* _Exercise prompt_
Return exactly the lines that run from the one containing "Read all visible content and emit it as JSON." to the end of the entries, with both ends included.
▶
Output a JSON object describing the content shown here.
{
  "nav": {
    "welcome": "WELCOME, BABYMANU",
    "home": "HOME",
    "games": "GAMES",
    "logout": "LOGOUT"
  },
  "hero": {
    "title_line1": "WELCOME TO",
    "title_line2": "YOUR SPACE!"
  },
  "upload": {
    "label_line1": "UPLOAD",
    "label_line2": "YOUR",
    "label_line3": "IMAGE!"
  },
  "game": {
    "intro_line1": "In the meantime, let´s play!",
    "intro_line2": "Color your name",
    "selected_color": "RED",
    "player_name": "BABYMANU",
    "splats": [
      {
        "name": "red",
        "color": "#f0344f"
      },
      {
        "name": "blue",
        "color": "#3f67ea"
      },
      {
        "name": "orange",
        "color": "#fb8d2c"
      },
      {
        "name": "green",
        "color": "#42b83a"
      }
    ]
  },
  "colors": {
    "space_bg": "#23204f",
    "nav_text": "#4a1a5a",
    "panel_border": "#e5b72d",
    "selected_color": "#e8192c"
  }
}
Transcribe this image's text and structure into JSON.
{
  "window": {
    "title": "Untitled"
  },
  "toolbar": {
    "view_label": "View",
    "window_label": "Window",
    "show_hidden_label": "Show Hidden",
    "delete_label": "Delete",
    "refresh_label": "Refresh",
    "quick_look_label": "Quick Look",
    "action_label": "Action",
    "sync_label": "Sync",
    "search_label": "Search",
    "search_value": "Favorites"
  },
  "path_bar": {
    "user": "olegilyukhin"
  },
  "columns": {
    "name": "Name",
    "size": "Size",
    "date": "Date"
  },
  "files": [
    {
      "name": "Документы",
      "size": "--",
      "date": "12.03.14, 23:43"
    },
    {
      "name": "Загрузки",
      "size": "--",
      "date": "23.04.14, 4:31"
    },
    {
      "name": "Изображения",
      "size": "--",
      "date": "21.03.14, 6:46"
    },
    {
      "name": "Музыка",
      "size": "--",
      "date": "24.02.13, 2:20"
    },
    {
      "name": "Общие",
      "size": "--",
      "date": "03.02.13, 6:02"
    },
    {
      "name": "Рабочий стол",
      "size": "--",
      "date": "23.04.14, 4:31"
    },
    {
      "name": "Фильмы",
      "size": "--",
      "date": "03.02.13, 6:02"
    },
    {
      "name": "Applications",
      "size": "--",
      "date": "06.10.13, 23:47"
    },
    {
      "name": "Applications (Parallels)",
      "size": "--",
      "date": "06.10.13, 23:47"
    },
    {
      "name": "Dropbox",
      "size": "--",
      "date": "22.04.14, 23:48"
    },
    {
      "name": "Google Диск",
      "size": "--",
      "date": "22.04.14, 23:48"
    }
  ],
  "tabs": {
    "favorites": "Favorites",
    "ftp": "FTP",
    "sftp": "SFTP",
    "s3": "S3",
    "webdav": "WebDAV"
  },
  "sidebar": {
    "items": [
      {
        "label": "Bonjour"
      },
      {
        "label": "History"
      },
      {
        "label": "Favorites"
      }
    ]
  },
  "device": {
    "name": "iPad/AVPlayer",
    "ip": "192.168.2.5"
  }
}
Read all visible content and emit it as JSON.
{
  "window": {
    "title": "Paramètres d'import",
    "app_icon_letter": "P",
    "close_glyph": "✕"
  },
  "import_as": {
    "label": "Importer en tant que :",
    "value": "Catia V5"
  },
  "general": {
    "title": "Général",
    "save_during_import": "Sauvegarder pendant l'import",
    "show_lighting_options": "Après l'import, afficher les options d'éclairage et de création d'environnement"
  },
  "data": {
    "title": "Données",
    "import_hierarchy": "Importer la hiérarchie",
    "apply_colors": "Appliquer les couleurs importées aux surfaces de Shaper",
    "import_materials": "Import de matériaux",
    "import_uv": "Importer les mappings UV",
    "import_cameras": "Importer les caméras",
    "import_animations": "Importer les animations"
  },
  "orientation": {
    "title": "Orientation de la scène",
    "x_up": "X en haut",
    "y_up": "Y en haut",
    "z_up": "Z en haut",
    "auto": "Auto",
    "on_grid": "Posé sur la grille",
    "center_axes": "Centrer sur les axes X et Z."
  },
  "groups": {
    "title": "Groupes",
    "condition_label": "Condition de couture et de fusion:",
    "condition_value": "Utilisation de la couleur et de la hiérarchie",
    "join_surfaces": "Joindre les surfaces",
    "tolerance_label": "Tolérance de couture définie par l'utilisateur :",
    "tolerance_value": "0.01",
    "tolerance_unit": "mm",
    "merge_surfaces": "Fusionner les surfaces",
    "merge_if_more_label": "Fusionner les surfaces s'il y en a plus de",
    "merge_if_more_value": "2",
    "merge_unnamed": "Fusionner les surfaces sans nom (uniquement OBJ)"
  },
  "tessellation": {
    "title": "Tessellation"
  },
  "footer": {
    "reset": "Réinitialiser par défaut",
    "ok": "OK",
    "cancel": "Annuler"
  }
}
◀
* _Answer to this exercise_
Read all visible content and emit it as JSON.
{
  "window": {
    "title": "Paramètres d'import",
    "app_icon_letter": "P",
    "close_glyph": "✕"
  },
  "import_as": {
    "label": "Importer en tant que :",
    "value": "Catia V5"
  },
  "general": {
    "title": "Général",
    "save_during_import": "Sauvegarder pendant l'import",
    "show_lighting_options": "Après l'import, afficher les options d'éclairage et de création d'environnement"
  },
  "data": {
    "title": "Données",
    "import_hierarchy": "Importer la hiérarchie",
    "apply_colors": "Appliquer les couleurs importées aux surfaces de Shaper",
    "import_materials": "Import de matériaux",
    "import_uv": "Importer les mappings UV",
    "import_cameras": "Importer les caméras",
    "import_animations": "Importer les animations"
  },
  "orientation": {
    "title": "Orientation de la scène",
    "x_up": "X en haut",
    "y_up": "Y en haut",
    "z_up": "Z en haut",
    "auto": "Auto",
    "on_grid": "Posé sur la grille",
    "center_axes": "Centrer sur les axes X et Z."
  },
  "groups": {
    "title": "Groupes",
    "condition_label": "Condition de couture et de fusion:",
    "condition_value": "Utilisation de la couleur et de la hiérarchie",
    "join_surfaces": "Joindre les surfaces",
    "tolerance_label": "Tolérance de couture définie par l'utilisateur :",
    "tolerance_value": "0.01",
    "tolerance_unit": "mm",
    "merge_surfaces": "Fusionner les surfaces",
    "merge_if_more_label": "Fusionner les surfaces s'il y en a plus de",
    "merge_if_more_value": "2",
    "merge_unnamed": "Fusionner les surfaces sans nom (uniquement OBJ)"
  },
  "tessellation": {
    "title": "Tessellation"
  },
  "footer": {
    "reset": "Réinitialiser par défaut",
    "ok": "OK",
    "cancel": "Annuler"
  }
}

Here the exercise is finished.